━━━━━ DATA IN THIS EXERCISE

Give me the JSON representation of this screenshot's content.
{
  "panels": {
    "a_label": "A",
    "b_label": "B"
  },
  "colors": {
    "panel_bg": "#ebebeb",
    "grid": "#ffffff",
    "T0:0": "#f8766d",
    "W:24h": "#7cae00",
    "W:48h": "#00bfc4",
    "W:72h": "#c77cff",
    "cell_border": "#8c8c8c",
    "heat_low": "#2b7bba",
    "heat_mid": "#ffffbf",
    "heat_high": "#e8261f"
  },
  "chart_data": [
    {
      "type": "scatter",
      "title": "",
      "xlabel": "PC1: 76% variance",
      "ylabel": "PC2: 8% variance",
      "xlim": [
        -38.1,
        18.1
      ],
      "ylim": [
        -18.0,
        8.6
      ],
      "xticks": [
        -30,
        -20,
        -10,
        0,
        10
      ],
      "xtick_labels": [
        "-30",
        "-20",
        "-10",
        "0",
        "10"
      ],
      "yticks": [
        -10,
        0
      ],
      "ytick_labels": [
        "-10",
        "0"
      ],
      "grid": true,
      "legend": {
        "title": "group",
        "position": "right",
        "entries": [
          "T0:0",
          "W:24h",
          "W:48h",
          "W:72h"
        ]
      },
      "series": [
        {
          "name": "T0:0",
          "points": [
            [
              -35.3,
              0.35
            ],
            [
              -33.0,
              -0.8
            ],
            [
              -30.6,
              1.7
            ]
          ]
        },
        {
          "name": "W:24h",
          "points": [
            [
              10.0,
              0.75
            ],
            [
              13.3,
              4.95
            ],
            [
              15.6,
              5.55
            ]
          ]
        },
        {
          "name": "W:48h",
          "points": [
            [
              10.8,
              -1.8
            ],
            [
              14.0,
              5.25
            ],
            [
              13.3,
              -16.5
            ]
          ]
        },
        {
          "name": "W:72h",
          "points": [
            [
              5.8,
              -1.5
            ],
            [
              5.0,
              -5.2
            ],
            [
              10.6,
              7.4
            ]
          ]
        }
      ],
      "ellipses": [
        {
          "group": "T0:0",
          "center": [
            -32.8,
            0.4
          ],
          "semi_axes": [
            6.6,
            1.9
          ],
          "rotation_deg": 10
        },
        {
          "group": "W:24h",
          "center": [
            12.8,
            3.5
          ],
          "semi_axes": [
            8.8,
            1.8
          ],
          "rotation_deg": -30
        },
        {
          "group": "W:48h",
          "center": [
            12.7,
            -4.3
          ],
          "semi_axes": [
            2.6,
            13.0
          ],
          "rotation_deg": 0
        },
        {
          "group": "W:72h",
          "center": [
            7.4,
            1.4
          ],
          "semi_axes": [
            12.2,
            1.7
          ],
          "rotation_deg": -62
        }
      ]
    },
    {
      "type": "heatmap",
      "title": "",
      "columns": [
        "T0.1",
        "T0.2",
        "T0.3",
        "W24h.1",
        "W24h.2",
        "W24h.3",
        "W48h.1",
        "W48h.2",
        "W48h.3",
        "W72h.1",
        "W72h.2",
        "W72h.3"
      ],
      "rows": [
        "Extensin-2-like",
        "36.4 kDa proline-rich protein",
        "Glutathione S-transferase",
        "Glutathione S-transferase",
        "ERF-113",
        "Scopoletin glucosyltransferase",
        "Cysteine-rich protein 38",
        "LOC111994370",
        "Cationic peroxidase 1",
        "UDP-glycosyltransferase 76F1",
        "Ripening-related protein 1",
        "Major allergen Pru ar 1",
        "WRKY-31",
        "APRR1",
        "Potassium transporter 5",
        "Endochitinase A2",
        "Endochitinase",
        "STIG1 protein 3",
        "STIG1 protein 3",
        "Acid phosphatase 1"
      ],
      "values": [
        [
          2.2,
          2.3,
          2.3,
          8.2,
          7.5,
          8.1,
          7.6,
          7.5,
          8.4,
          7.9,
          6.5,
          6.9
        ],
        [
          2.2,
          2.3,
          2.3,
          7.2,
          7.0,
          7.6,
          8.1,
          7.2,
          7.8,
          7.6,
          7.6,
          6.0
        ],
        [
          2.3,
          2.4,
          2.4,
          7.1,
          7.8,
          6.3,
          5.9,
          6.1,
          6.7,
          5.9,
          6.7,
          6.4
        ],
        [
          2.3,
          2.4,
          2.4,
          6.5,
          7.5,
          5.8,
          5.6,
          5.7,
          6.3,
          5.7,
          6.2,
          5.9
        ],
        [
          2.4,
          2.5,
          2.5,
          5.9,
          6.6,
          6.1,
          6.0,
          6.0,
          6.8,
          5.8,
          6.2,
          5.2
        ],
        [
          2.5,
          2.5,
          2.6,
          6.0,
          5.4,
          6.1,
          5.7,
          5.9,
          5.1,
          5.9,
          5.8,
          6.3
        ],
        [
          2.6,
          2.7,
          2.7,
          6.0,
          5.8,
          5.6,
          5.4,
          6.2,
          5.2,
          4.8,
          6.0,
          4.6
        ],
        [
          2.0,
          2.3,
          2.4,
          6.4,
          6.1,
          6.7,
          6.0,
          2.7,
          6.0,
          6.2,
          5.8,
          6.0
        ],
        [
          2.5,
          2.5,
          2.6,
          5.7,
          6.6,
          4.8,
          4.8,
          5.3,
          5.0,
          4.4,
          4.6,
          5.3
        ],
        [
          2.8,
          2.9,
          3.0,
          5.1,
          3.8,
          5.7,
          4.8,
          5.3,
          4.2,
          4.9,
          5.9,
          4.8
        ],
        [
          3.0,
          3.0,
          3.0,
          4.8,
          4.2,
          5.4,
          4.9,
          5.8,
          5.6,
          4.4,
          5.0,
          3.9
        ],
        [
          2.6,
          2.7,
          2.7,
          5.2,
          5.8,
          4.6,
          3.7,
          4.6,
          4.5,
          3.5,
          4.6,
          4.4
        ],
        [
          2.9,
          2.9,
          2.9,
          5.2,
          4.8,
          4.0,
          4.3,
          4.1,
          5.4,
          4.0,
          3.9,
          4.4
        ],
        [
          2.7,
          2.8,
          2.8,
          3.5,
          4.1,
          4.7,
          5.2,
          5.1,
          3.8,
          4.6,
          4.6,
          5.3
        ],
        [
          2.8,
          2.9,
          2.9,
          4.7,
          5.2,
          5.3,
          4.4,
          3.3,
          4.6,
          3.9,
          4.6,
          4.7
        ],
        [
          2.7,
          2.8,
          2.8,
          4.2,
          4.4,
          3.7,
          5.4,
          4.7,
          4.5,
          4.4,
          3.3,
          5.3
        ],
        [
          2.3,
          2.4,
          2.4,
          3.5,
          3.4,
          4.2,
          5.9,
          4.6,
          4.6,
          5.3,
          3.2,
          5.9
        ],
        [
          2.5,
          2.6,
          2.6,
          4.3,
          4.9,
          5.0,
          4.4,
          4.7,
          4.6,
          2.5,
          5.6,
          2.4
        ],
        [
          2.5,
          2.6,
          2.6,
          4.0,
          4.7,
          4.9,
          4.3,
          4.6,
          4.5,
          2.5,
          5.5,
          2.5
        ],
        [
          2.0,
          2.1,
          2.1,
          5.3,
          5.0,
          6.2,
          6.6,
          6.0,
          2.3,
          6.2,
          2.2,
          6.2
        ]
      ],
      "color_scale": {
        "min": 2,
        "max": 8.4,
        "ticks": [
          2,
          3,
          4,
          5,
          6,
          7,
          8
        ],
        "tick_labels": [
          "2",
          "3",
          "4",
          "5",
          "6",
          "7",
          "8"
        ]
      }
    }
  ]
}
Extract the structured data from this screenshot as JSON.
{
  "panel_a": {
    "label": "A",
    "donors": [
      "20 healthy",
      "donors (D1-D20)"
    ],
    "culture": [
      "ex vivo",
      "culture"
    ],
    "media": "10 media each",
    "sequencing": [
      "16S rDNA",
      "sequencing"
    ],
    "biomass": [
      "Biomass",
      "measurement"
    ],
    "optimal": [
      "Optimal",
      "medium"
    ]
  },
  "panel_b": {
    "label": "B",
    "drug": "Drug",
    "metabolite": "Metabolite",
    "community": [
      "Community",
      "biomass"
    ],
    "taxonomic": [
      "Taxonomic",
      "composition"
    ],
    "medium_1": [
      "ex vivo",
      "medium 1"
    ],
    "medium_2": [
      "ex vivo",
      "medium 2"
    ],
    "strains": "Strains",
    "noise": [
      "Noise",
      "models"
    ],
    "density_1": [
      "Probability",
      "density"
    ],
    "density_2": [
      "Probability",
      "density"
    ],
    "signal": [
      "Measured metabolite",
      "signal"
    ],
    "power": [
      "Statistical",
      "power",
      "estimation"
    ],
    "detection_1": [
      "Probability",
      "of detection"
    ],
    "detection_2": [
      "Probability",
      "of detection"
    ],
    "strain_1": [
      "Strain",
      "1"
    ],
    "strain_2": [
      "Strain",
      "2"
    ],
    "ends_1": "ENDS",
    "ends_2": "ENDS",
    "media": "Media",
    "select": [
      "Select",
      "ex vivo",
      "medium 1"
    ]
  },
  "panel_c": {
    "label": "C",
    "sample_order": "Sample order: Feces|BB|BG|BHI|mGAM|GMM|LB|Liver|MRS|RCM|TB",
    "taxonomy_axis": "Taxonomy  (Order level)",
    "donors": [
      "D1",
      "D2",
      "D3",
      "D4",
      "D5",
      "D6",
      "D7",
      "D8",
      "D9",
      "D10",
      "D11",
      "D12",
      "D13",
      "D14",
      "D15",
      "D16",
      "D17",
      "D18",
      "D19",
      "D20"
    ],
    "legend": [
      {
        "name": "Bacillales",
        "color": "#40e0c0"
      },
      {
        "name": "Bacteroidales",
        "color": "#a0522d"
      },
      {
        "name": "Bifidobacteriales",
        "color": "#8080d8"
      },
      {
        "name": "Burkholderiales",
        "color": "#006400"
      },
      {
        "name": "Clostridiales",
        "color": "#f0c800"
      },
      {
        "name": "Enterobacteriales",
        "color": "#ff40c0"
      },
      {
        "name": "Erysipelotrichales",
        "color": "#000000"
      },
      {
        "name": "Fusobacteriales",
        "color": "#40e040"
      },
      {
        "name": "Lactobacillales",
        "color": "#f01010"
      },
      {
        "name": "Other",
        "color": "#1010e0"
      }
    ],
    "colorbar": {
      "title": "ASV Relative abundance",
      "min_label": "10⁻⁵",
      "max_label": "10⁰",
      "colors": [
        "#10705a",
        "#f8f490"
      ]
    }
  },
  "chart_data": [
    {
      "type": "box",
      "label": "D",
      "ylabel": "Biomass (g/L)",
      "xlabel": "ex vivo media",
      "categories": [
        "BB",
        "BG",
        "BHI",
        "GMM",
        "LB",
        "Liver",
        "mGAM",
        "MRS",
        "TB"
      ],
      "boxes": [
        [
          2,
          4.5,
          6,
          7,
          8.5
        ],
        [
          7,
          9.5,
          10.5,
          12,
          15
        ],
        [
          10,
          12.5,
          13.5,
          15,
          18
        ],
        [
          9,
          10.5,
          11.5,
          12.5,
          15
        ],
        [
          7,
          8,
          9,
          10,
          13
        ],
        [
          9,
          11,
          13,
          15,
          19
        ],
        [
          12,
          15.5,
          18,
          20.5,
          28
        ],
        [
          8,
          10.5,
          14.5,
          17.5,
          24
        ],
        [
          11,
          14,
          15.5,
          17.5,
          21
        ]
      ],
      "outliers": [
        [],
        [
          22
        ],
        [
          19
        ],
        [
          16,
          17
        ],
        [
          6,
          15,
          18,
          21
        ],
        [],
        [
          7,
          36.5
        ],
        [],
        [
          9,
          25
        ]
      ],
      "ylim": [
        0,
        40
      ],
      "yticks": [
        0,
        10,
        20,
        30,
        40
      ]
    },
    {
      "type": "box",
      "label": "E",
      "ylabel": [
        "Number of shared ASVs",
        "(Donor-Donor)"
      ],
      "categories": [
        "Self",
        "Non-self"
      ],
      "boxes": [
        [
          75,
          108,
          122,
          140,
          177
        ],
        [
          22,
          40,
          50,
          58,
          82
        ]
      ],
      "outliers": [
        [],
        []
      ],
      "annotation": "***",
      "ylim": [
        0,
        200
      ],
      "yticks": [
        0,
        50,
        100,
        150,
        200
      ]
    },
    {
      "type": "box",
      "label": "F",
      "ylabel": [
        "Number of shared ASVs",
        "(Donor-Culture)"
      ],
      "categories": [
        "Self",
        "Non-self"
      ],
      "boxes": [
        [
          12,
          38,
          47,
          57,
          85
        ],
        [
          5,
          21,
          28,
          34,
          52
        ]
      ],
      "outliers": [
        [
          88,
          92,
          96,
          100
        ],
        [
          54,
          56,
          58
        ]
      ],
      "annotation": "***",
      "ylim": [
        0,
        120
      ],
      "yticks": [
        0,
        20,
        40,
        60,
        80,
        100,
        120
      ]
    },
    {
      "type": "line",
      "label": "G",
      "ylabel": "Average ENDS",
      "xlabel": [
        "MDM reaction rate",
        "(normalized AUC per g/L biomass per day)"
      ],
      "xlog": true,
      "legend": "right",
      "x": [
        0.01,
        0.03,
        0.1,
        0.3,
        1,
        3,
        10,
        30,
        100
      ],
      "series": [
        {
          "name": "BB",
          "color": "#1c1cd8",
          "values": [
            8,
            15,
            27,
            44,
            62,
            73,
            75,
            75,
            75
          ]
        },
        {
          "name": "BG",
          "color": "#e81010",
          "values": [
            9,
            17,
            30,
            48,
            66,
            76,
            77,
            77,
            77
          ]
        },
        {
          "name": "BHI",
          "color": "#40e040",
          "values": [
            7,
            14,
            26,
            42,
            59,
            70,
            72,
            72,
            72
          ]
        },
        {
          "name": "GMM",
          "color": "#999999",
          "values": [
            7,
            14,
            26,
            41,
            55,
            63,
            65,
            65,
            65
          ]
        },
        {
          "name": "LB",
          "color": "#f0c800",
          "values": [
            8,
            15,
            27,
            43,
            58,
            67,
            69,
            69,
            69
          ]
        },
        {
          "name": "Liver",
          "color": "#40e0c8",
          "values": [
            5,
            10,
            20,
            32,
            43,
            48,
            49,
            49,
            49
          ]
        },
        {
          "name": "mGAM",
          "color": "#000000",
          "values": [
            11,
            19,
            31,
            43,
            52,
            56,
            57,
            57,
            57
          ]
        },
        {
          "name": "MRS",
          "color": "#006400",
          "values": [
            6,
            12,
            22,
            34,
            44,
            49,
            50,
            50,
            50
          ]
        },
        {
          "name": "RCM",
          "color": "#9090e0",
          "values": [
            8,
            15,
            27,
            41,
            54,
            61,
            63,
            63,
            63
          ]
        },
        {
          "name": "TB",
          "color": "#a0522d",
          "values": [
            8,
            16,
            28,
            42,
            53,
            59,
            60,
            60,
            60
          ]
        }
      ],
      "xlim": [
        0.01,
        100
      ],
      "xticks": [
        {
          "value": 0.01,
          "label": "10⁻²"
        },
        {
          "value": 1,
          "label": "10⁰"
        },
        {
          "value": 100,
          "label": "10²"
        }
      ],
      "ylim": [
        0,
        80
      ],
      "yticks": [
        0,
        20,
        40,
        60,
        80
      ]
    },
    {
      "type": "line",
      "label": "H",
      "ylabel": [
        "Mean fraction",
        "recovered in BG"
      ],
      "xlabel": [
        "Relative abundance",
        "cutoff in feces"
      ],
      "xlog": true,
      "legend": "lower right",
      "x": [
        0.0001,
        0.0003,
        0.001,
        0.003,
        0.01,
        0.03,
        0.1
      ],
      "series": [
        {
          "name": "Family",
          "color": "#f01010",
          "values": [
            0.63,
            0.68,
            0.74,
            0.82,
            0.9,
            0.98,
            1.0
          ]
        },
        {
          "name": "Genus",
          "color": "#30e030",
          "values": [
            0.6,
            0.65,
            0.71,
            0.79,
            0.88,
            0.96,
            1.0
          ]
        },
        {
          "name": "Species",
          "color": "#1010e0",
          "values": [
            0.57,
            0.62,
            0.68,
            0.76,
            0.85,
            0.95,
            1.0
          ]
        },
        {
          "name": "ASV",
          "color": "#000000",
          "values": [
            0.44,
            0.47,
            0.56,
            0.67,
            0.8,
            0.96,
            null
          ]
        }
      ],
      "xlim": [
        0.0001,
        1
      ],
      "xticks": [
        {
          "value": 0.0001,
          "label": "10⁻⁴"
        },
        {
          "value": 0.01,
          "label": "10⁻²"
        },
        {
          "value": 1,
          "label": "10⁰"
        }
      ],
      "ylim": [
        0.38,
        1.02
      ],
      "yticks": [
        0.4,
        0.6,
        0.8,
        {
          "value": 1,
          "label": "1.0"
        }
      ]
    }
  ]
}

━━━━━━━━━━

#### EXERCISE INSTRUCTIONS
Copy out every line of the data in which the word "xlabel" is found.

#### SOLUTION FOR THIS TASK
      "xlabel": "PC1: 76% variance",
      "xlabel": "ex vivo media",
      "xlabel": [
      "xlabel": [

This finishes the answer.